▸ Data section:
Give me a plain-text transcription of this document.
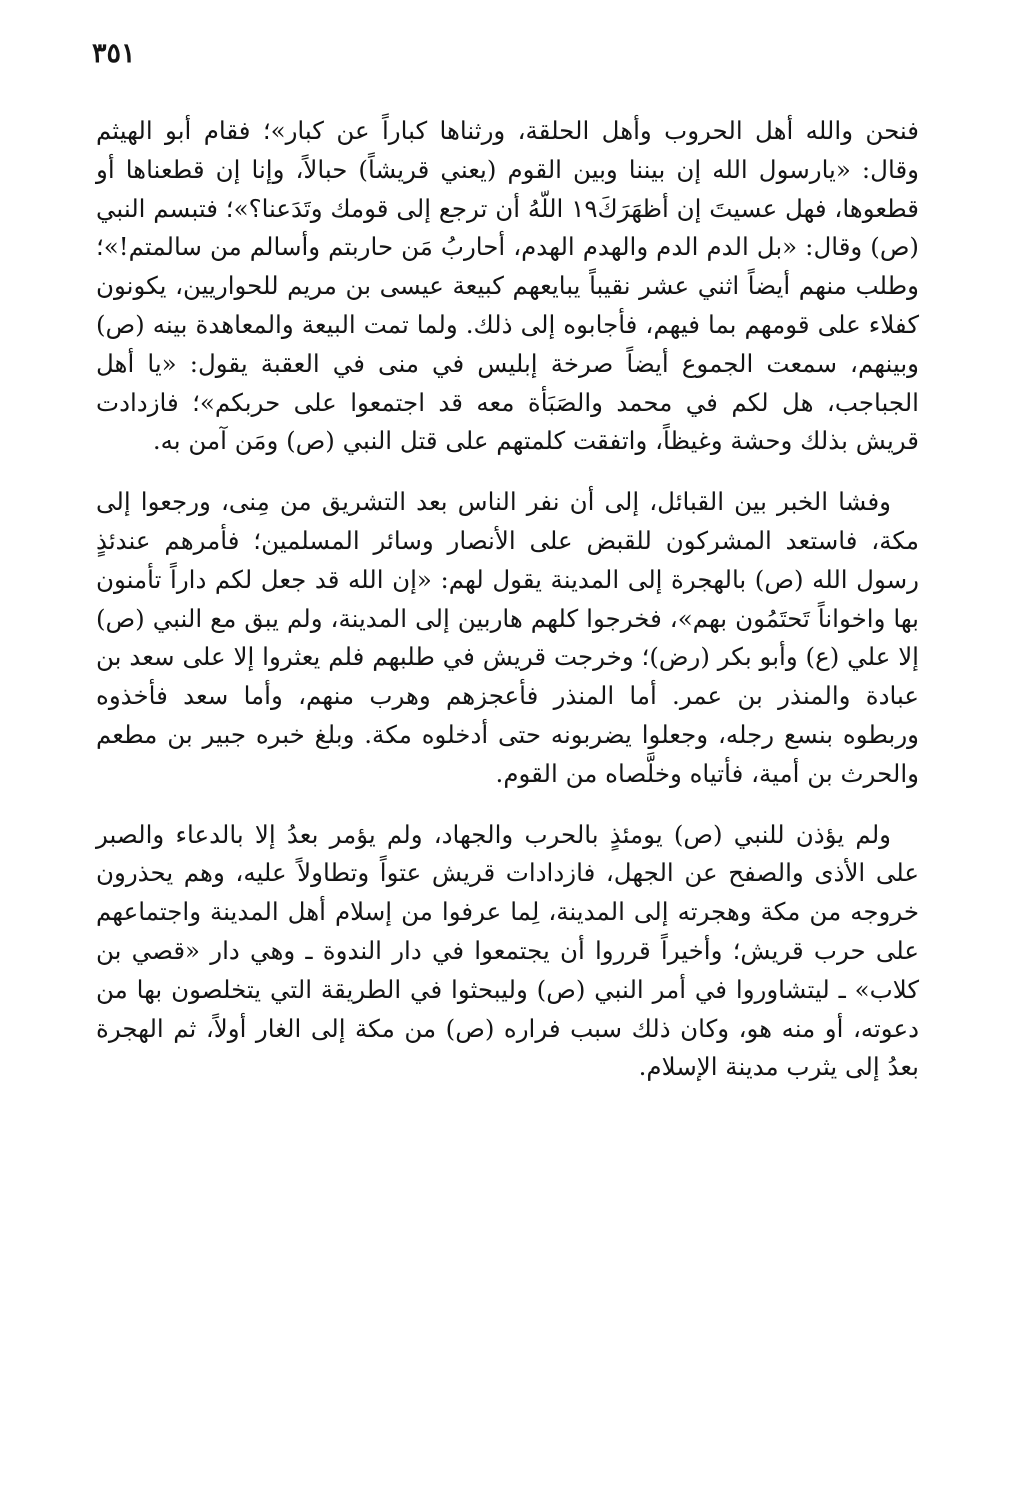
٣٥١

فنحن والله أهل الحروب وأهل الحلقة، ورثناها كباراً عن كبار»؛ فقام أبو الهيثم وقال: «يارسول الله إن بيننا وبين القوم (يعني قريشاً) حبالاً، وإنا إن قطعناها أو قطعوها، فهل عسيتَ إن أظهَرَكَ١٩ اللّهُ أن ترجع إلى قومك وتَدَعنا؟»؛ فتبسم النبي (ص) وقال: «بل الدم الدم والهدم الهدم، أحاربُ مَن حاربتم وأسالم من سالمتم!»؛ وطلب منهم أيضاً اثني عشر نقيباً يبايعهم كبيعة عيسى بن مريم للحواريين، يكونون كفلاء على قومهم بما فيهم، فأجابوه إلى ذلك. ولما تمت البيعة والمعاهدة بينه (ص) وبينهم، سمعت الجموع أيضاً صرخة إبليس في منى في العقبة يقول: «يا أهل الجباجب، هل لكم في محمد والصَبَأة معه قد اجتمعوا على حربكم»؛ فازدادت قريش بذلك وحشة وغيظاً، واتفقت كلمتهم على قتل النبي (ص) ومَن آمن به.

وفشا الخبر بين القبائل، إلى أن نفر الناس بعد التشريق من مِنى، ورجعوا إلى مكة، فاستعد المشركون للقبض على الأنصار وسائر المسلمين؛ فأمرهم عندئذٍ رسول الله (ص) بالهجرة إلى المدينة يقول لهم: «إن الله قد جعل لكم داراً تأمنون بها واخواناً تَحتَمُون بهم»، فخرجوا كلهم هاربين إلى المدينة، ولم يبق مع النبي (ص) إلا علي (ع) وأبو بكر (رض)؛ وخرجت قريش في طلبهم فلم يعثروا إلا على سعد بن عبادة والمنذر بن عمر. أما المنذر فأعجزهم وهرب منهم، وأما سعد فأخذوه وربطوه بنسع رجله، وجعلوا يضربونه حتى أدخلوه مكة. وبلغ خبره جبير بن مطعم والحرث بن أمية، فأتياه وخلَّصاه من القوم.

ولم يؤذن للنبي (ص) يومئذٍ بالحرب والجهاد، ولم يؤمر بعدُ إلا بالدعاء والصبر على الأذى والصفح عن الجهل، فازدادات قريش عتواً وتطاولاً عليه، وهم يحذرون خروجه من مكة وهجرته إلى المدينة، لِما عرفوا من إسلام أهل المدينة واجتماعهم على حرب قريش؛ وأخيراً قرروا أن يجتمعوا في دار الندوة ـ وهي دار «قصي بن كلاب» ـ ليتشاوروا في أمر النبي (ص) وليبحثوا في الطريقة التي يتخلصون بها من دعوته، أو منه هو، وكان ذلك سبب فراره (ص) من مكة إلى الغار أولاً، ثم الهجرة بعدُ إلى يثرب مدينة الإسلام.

* * *

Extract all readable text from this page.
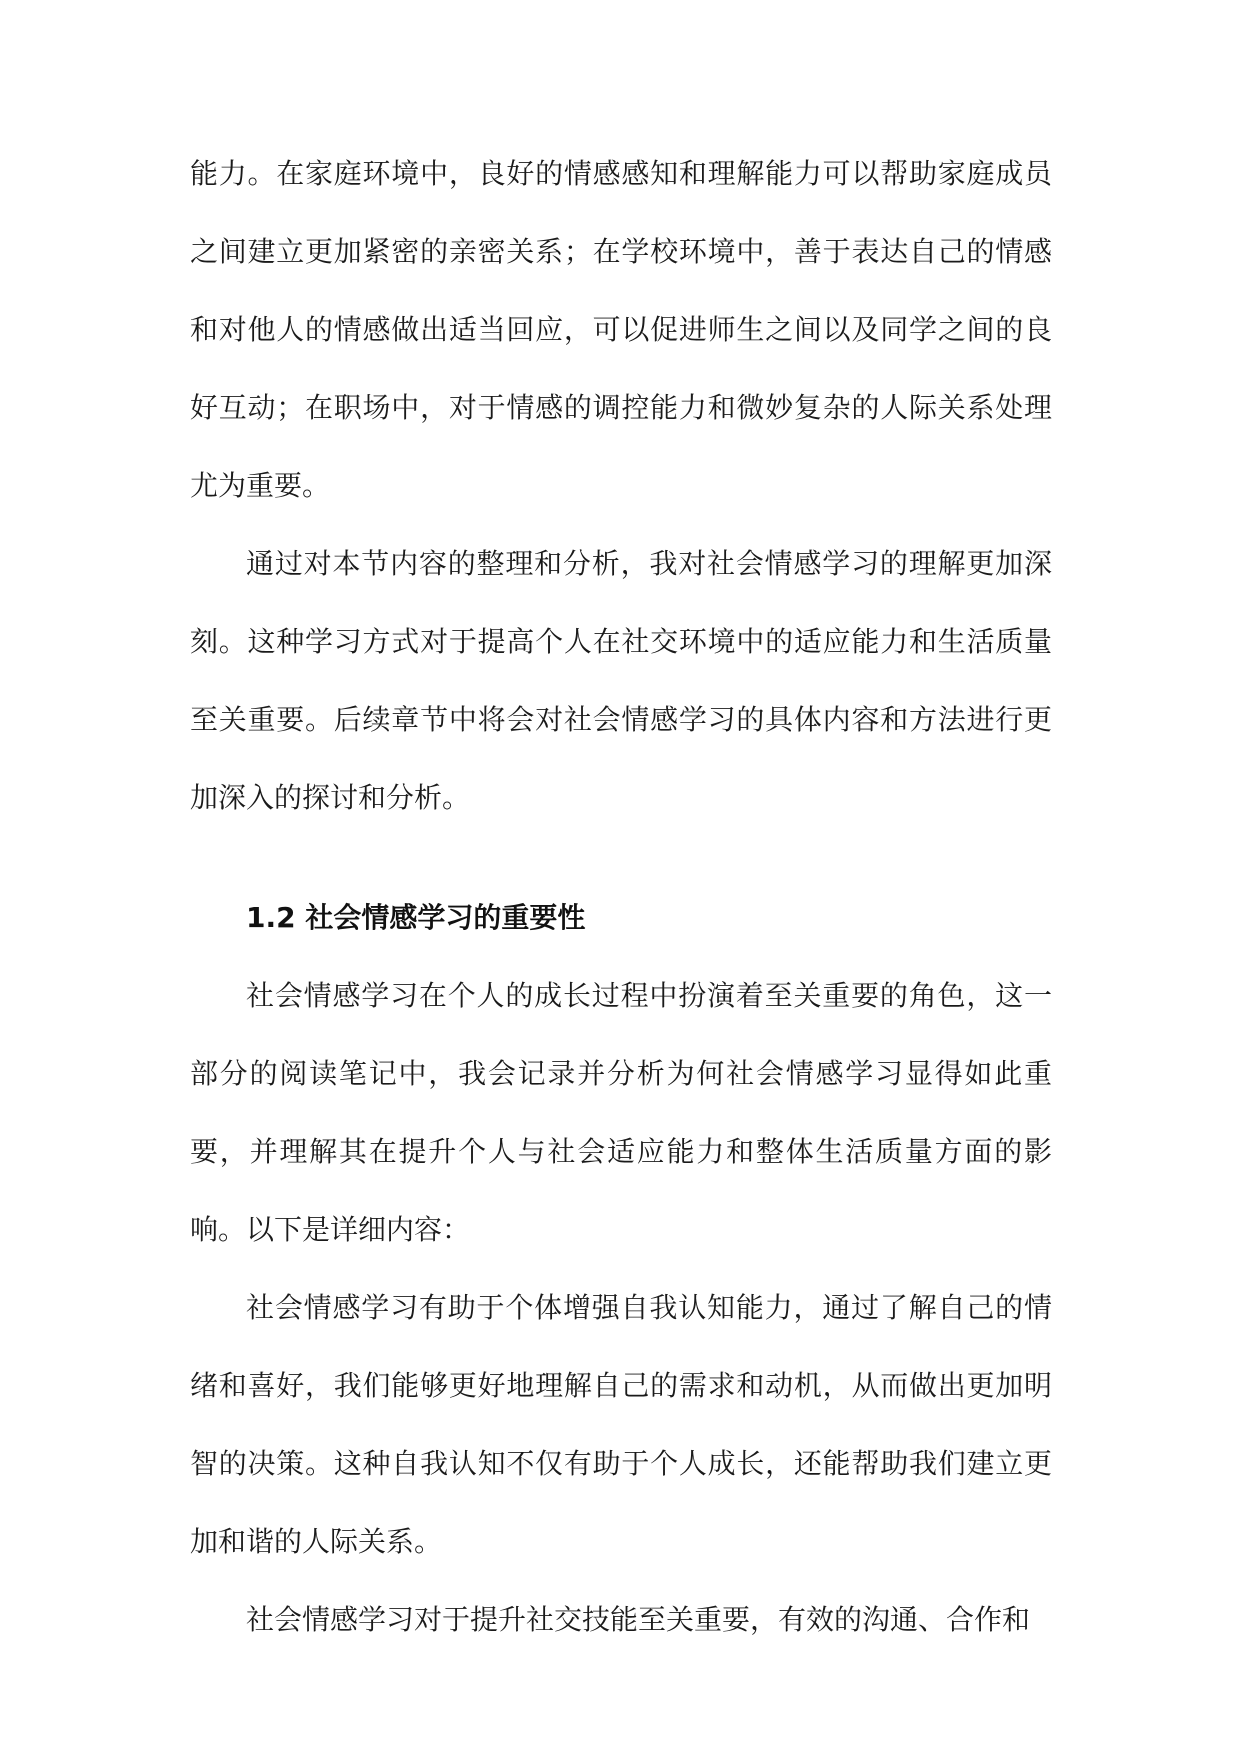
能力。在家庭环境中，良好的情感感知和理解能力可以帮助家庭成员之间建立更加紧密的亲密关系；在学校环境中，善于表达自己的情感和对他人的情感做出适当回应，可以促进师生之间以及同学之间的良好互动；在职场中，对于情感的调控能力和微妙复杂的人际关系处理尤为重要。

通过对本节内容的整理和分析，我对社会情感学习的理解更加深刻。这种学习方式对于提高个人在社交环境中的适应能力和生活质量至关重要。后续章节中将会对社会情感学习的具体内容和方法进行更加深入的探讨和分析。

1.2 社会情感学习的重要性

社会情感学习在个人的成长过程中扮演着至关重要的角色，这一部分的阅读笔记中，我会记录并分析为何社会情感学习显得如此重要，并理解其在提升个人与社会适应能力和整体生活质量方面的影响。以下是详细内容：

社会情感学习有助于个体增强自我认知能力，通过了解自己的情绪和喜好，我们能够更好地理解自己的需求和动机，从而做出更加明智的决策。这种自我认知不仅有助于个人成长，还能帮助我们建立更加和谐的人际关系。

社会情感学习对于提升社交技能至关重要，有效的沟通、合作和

▸ Request:
Report how many lines in the records above contain the word "this", giving only the number.

▸ Complete output:
2